§ **What this task involves**: Below are some entries. Copy each line that holds the string "lokatach".

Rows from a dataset
>> Begin

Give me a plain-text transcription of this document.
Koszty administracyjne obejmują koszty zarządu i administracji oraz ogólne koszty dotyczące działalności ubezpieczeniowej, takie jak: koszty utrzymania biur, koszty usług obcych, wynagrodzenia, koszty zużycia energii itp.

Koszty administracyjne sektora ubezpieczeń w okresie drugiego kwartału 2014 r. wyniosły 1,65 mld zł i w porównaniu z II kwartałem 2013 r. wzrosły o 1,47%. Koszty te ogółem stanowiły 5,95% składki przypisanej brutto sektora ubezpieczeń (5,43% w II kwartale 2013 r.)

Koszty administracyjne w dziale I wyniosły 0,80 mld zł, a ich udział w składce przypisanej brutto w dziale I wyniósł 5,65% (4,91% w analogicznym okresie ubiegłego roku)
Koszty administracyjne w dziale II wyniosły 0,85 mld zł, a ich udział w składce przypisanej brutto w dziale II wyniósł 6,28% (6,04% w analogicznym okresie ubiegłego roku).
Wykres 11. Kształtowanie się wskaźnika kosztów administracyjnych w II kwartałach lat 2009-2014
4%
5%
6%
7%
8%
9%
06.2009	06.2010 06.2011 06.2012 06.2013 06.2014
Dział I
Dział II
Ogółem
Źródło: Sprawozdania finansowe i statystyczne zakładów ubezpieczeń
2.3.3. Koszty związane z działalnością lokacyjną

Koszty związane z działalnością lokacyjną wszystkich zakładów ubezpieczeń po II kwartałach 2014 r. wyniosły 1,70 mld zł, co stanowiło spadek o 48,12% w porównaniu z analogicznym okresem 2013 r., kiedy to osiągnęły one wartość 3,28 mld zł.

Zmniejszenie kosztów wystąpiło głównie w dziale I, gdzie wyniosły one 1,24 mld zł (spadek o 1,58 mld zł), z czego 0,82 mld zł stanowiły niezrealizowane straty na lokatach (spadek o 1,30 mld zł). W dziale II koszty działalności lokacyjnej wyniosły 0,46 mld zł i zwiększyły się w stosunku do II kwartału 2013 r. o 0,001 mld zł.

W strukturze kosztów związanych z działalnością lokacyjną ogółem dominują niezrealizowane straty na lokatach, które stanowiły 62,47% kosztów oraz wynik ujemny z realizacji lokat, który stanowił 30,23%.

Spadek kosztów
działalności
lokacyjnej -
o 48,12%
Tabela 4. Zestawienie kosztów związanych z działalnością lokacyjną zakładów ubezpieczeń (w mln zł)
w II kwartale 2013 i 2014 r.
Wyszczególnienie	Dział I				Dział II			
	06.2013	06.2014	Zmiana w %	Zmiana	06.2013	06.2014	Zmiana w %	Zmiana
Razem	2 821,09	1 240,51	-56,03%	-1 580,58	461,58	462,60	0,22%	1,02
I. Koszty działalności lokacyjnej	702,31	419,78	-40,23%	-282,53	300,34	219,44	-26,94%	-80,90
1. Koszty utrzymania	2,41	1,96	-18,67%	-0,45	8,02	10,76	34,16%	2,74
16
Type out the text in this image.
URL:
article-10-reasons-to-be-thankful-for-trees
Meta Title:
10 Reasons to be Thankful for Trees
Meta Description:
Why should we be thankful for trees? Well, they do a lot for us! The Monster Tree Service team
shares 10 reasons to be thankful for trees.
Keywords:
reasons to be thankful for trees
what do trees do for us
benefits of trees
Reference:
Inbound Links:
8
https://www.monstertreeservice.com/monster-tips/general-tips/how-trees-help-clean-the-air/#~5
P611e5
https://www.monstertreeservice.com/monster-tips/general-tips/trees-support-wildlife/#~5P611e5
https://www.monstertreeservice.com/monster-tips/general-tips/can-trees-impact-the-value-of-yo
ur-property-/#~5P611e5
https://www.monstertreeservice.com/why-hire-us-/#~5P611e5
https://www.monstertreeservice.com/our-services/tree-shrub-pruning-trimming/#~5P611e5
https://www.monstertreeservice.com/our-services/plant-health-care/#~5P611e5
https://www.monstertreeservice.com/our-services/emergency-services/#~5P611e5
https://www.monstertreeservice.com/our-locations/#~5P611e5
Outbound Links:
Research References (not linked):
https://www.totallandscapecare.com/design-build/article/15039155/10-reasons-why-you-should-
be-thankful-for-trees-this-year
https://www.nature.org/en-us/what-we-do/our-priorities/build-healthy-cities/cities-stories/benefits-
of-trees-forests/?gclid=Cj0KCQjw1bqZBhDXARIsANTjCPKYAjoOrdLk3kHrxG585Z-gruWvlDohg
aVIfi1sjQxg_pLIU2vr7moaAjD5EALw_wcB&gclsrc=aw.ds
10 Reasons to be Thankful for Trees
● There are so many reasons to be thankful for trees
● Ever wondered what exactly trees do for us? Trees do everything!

>> End

§ **Expected output**:
Zmniejszenie kosztów wystąpiło głównie w dziale I, gdzie wyniosły one 1,24 mld zł (spadek o 1,58 mld zł), z czego 0,82 mld zł stanowiły niezrealizowane straty na lokatach (spadek o 1,30 mld zł). W dziale II koszty działalności lokacyjnej wyniosły 0,46 mld zł i zwiększyły się w stosunku do II kwartału 2013 r. o 0,001 mld zł.
W strukturze kosztów związanych z działalnością lokacyjną ogółem dominują niezrealizowane straty na lokatach, które stanowiły 62,47% kosztów oraz wynik ujemny z realizacji lokat, który stanowił 30,23%.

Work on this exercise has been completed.